Extract every line where the string "text" appears.

---------- DATASET RECORDS

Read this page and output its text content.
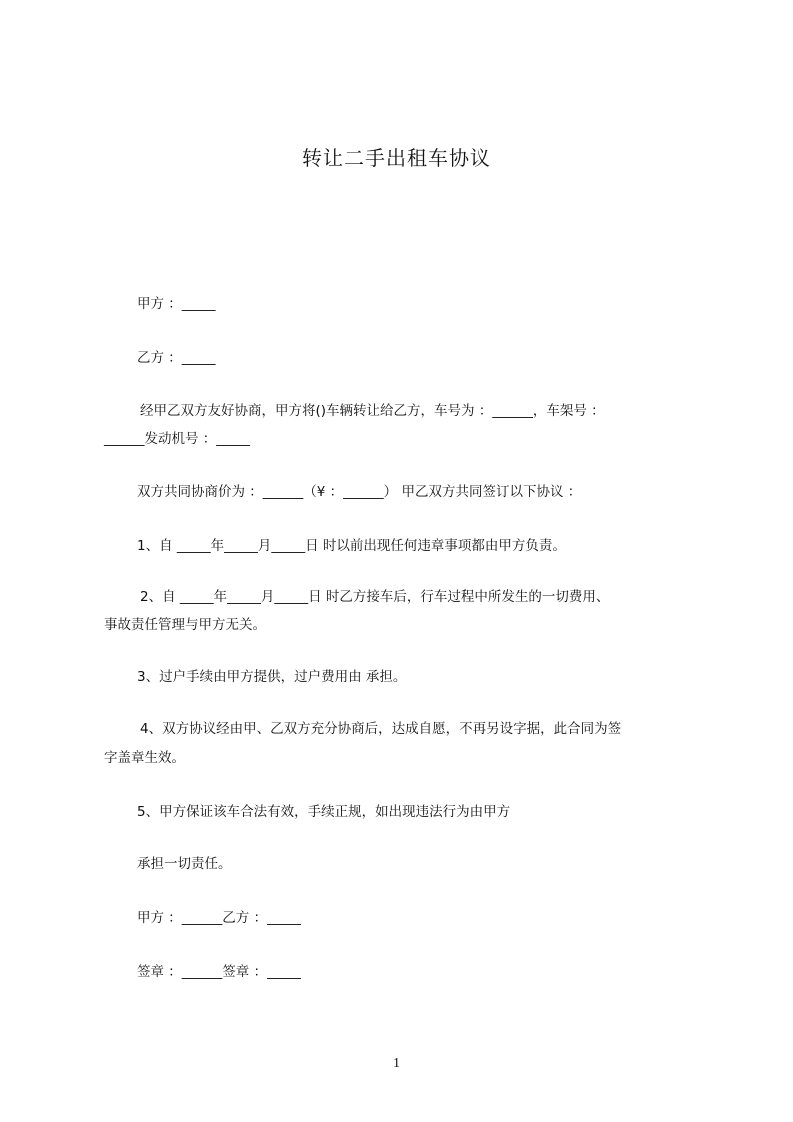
转让二手出租车协议

甲方 ：_____

乙方 ：_____

经甲乙双方友好协商，甲方将()车辆转让给乙方，车号为 ：______，车架号 ：

______发动机号 ：_____

双方共同协商价为 ：______（¥ ：______） 甲乙双方共同签订以下协议 ：

1、自 _____年_____月_____日 时以前出现任何违章事项都由甲方负责。

2、自 _____年_____月_____日 时乙方接车后，行车过程中所发生的一切费用、

事故责任管理与甲方无关。

3、过户手续由甲方提供，过户费用由 承担。

4、双方协议经由甲、乙双方充分协商后，达成自愿，不再另设字据，此合同为签

字盖章生效。

5、甲方保证该车合法有效，手续正规，如出现违法行为由甲方

承担一切责任。

甲方 ：______乙方 ：_____

签章 ：______签章 ：_____

1
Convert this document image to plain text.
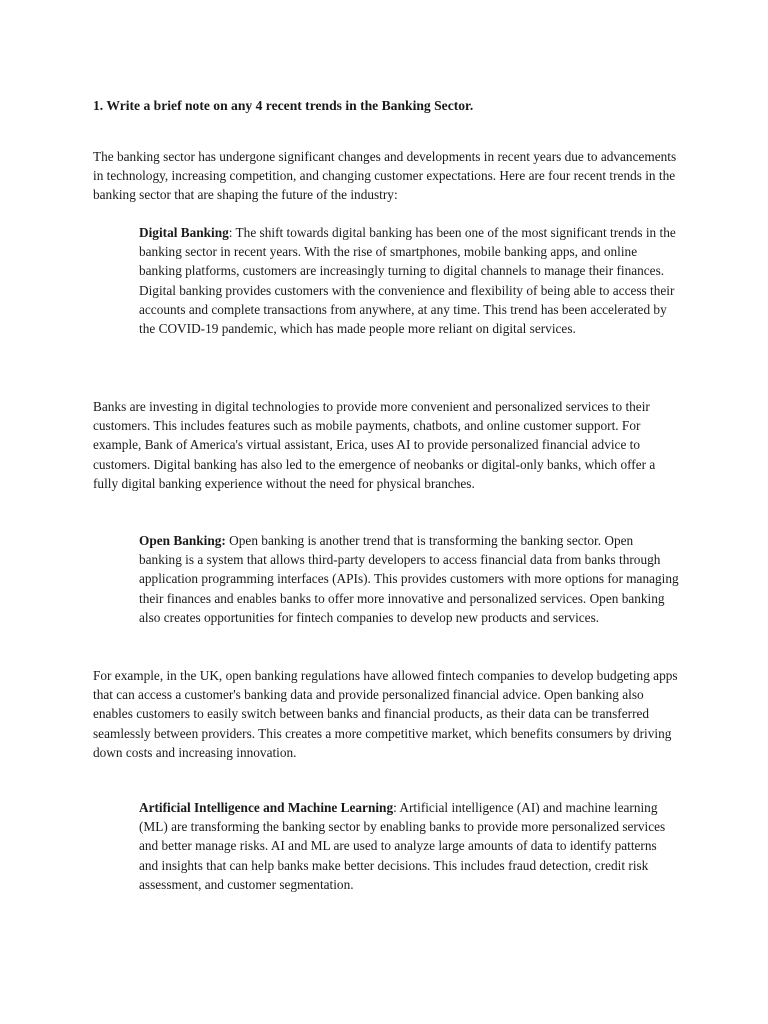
1. Write a brief note on any 4 recent trends in the Banking Sector.

The banking sector has undergone significant changes and developments in recent years due to advancements in technology, increasing competition, and changing customer expectations. Here are four recent trends in the banking sector that are shaping the future of the industry:

Digital Banking: The shift towards digital banking has been one of the most significant trends in the banking sector in recent years. With the rise of smartphones, mobile banking apps, and online banking platforms, customers are increasingly turning to digital channels to manage their finances. Digital banking provides customers with the convenience and flexibility of being able to access their accounts and complete transactions from anywhere, at any time. This trend has been accelerated by the COVID-19 pandemic, which has made people more reliant on digital services.

Banks are investing in digital technologies to provide more convenient and personalized services to their customers. This includes features such as mobile payments, chatbots, and online customer support. For example, Bank of America's virtual assistant, Erica, uses AI to provide personalized financial advice to customers. Digital banking has also led to the emergence of neobanks or digital-only banks, which offer a fully digital banking experience without the need for physical branches.

Open Banking: Open banking is another trend that is transforming the banking sector. Open banking is a system that allows third-party developers to access financial data from banks through application programming interfaces (APIs). This provides customers with more options for managing their finances and enables banks to offer more innovative and personalized services. Open banking also creates opportunities for fintech companies to develop new products and services.

For example, in the UK, open banking regulations have allowed fintech companies to develop budgeting apps that can access a customer's banking data and provide personalized financial advice. Open banking also enables customers to easily switch between banks and financial products, as their data can be transferred seamlessly between providers. This creates a more competitive market, which benefits consumers by driving down costs and increasing innovation.

Artificial Intelligence and Machine Learning: Artificial intelligence (AI) and machine learning (ML) are transforming the banking sector by enabling banks to provide more personalized services and better manage risks. AI and ML are used to analyze large amounts of data to identify patterns and insights that can help banks make better decisions. This includes fraud detection, credit risk assessment, and customer segmentation.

--------------------

[ANSWER TO THE TASK]
Read this page and output its text content.
Convert this document image to plain text.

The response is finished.